Data in this exercise
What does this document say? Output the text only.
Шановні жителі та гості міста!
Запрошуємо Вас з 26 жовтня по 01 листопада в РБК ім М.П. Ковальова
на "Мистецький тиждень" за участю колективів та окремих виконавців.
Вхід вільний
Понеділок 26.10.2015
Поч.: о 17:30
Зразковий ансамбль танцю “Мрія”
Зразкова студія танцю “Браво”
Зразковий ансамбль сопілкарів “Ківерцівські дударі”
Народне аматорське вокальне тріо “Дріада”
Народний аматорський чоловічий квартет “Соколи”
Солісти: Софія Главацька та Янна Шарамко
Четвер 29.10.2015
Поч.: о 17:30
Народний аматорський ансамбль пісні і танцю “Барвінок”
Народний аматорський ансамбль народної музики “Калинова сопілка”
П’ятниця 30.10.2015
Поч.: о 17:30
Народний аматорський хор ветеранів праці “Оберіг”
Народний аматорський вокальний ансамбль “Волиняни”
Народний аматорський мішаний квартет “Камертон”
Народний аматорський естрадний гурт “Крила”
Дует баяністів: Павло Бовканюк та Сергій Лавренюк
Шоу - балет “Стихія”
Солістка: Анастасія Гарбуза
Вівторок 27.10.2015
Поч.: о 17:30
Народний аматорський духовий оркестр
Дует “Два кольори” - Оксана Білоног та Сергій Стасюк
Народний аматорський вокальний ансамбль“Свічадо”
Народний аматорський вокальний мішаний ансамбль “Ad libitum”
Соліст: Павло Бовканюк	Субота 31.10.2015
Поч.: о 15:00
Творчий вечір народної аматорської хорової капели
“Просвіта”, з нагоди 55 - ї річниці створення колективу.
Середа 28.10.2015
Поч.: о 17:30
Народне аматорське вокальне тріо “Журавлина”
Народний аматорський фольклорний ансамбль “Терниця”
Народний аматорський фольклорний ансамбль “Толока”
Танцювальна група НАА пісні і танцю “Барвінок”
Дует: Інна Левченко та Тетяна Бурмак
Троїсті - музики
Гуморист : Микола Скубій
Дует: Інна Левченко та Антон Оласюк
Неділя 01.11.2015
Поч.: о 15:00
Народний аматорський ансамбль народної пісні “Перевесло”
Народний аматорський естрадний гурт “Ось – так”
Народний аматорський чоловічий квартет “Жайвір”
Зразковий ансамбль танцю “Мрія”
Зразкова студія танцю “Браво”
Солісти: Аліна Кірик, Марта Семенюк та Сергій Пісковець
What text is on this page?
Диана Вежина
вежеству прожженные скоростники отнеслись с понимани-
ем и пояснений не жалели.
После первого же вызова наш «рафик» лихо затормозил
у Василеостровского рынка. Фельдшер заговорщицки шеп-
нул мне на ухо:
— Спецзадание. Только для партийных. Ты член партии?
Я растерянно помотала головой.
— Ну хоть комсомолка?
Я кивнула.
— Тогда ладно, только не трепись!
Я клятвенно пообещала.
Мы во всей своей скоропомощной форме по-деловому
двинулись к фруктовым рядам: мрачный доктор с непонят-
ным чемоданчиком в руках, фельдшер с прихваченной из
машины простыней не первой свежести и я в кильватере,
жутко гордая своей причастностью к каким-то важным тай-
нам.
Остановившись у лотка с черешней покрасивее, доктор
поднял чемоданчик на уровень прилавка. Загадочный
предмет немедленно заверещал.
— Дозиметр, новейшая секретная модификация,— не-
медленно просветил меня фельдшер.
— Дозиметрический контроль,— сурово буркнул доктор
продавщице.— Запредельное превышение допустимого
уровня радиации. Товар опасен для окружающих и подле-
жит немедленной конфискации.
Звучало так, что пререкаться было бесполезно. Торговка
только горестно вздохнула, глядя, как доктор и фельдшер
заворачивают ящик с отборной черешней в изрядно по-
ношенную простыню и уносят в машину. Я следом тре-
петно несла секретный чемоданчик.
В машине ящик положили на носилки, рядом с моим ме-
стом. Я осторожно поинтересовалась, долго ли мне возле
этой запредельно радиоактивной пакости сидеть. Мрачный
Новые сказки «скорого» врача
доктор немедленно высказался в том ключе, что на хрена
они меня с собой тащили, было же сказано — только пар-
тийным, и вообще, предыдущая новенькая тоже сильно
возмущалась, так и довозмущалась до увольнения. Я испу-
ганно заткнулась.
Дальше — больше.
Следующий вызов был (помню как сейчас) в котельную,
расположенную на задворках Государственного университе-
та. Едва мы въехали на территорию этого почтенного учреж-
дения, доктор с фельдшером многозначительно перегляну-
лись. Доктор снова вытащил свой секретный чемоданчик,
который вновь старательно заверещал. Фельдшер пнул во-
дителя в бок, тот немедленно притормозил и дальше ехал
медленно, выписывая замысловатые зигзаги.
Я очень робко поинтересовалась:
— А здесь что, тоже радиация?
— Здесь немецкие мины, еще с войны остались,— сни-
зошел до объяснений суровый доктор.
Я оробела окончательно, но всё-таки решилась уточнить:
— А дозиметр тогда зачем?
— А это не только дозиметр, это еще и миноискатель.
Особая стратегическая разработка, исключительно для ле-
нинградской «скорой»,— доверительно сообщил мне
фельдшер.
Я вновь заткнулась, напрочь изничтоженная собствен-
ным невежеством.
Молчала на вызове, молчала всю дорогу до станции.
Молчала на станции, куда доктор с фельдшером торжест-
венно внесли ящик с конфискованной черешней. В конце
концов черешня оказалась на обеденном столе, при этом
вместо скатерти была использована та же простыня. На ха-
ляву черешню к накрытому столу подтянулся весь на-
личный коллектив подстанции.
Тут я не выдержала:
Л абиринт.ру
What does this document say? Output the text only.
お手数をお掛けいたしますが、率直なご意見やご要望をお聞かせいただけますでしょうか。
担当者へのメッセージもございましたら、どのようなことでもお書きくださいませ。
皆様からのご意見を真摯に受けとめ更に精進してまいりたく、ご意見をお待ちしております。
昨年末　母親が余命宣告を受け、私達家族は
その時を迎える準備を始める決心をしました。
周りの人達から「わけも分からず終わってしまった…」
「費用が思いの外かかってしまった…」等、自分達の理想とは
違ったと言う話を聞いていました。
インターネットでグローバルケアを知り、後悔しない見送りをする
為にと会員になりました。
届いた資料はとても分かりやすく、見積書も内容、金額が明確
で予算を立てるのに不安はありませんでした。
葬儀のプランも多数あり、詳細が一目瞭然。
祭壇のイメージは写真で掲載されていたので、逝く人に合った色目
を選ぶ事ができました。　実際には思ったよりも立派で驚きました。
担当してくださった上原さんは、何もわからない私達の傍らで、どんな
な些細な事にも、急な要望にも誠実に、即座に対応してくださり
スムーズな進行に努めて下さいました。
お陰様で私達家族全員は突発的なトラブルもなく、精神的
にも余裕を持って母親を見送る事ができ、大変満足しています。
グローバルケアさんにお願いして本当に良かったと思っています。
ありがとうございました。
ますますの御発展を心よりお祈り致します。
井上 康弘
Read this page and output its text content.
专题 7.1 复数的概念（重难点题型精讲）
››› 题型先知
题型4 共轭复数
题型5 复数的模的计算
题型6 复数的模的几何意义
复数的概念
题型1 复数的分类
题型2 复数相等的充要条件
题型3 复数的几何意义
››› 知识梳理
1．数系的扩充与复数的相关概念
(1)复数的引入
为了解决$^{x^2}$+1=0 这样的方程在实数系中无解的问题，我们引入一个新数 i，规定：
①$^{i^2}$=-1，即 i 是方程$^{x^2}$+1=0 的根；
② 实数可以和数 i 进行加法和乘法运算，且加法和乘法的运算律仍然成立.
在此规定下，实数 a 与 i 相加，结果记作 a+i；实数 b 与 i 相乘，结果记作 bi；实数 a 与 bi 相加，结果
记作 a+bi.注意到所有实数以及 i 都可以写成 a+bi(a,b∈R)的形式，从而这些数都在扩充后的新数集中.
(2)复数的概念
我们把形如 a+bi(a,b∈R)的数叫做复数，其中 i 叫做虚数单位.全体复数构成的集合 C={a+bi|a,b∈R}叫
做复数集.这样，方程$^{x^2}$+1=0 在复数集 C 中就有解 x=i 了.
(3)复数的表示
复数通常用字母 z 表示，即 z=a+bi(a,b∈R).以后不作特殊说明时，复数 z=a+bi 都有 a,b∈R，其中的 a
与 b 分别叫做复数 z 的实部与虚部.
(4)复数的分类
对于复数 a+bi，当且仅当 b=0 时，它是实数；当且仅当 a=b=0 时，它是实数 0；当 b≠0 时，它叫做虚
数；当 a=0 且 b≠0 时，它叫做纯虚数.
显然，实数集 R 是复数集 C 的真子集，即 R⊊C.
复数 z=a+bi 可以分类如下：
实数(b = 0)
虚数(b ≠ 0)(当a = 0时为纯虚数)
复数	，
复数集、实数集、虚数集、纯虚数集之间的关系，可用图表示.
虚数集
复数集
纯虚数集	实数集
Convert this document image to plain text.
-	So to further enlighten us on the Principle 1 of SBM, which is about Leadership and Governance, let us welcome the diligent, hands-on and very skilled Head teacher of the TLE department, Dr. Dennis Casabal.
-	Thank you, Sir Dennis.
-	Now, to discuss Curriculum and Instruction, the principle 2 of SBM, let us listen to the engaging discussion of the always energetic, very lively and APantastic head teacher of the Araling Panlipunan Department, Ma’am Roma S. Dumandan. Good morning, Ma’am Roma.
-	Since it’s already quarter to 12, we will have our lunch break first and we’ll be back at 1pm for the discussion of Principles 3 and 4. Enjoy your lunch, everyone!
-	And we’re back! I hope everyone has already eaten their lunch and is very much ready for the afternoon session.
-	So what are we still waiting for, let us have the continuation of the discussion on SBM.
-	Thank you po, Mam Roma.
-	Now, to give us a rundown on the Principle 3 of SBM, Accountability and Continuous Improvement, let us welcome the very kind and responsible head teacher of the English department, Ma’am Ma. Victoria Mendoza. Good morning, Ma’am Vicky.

Exercise
Tell how many lines of the records above hold the string "вокальний". Give no other text.

Written answer
3